## DATASET EXTRACT
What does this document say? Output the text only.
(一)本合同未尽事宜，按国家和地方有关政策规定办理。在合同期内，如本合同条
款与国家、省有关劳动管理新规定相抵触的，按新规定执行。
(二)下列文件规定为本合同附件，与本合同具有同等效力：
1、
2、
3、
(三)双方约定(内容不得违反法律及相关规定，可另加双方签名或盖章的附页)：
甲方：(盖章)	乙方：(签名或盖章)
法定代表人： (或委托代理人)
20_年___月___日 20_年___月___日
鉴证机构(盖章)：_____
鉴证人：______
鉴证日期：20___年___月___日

## EXERCISE TASK
Print every record exactly as it was given.

## FULL ANSWER
What does this document say? Output the text only.
(一)本合同未尽事宜，按国家和地方有关政策规定办理。在合同期内，如本合同条
款与国家、省有关劳动管理新规定相抵触的，按新规定执行。
(二)下列文件规定为本合同附件，与本合同具有同等效力：
1、
2、
3、
(三)双方约定(内容不得违反法律及相关规定，可另加双方签名或盖章的附页)：
甲方：(盖章)	乙方：(签名或盖章)
法定代表人： (或委托代理人)
20_年___月___日 20_年___月___日
鉴证机构(盖章)：_____
鉴证人：______
鉴证日期：20___年___月___日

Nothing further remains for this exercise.